GOAL
In the lines below, how many hold the word "this"? Answer only with the number.

EXTRACTED INFORMATION

====================

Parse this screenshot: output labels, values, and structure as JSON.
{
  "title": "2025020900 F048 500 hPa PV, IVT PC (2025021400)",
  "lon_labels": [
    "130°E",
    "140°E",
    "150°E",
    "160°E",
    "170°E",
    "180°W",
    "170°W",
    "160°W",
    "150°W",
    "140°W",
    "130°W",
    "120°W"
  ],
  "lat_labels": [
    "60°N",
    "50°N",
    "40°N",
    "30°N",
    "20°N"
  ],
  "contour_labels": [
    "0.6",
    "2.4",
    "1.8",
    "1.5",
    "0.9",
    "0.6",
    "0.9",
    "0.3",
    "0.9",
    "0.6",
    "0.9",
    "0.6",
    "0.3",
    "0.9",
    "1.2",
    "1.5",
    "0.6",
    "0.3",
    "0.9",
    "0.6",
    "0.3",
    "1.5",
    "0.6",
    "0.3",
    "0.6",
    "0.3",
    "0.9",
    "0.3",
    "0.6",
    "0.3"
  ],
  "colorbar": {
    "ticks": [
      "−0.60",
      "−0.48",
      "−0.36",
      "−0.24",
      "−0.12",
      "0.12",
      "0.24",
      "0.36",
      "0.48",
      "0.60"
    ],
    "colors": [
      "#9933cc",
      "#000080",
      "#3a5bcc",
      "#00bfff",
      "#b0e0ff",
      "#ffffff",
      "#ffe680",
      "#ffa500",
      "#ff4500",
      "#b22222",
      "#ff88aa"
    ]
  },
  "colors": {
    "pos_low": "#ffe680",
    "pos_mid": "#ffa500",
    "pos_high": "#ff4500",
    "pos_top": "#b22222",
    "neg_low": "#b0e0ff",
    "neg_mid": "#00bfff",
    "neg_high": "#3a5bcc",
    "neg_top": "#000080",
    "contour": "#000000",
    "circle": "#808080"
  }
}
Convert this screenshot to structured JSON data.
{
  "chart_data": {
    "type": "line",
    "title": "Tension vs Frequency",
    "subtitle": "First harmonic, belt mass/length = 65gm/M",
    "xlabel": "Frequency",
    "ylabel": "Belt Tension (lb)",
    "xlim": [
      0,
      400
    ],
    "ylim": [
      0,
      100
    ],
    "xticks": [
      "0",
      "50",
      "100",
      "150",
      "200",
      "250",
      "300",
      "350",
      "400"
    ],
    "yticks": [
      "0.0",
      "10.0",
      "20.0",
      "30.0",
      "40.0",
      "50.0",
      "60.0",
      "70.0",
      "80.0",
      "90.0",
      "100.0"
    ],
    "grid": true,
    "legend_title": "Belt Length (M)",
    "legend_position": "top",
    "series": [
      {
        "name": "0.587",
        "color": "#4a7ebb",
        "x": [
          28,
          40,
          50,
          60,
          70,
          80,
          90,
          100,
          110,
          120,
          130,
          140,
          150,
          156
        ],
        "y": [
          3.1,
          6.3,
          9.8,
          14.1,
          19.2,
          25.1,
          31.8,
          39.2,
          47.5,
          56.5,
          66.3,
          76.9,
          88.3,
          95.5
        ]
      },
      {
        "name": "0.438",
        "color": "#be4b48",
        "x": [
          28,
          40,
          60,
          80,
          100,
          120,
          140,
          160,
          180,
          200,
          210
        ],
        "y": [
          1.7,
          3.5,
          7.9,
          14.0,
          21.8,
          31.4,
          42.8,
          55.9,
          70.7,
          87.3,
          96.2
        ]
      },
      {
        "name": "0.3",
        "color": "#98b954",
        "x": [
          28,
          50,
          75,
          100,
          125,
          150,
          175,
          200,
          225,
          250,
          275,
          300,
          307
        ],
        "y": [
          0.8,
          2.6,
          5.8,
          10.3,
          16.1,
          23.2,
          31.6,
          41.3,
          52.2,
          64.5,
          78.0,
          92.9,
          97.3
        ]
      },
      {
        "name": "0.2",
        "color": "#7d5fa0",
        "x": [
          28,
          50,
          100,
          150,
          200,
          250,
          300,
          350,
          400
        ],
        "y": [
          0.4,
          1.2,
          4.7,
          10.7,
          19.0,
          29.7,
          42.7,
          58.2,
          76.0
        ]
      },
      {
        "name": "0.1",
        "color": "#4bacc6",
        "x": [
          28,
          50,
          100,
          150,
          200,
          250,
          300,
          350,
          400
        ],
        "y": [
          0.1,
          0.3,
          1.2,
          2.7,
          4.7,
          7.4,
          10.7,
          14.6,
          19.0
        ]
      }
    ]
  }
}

====================

OUTPUT BELOW
2